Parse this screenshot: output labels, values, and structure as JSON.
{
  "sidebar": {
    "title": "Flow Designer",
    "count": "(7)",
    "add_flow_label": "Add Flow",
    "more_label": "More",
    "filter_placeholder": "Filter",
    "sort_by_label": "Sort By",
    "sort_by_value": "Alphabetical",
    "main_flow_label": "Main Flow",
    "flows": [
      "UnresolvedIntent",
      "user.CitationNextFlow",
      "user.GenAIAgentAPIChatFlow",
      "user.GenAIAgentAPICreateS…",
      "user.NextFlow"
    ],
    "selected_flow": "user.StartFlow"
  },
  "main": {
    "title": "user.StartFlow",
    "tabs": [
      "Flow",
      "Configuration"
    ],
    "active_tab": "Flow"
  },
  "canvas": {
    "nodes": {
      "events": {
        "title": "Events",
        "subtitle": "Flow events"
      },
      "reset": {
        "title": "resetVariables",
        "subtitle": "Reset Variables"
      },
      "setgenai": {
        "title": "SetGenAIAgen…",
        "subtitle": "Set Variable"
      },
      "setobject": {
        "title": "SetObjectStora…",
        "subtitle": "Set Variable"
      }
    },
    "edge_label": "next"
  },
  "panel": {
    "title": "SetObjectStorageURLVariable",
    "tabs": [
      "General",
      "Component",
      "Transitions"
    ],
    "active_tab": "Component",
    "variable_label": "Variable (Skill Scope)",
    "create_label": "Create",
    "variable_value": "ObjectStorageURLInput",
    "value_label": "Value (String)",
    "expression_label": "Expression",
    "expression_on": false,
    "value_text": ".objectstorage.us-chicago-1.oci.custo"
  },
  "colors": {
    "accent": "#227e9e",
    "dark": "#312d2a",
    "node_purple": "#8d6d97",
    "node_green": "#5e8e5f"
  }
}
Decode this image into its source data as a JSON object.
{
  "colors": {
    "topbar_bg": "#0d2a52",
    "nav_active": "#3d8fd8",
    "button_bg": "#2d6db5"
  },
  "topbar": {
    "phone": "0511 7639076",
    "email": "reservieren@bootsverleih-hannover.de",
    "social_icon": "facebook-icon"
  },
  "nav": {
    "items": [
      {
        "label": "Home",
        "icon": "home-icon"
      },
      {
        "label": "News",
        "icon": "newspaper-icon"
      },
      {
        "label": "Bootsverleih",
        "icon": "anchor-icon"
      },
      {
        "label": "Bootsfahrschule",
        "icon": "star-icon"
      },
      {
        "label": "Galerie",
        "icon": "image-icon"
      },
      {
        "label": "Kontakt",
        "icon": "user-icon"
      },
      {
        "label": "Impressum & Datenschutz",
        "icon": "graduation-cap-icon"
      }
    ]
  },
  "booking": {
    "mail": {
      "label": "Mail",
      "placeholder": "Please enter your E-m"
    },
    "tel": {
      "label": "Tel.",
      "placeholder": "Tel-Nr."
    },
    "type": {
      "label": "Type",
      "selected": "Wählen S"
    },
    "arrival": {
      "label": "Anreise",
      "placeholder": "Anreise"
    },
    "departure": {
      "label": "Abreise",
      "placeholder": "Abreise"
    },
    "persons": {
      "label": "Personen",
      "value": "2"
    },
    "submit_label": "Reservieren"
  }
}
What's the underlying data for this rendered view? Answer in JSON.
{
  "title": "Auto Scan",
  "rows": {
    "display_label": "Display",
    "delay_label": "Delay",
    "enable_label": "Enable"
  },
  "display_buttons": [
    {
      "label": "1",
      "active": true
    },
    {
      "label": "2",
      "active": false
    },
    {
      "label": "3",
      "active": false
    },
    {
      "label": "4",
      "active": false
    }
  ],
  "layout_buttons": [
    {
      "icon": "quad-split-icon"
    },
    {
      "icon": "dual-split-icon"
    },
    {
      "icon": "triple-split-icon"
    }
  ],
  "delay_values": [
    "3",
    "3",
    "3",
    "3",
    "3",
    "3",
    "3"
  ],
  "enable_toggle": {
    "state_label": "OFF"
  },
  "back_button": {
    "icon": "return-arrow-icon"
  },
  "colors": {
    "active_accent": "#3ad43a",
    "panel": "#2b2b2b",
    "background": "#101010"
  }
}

════════════════

> _Goal_
Pull every line containing the word "image" out of the entries above.

> _Solution_
Decode this image into its source data as a JSON object.
        "icon": "image-icon"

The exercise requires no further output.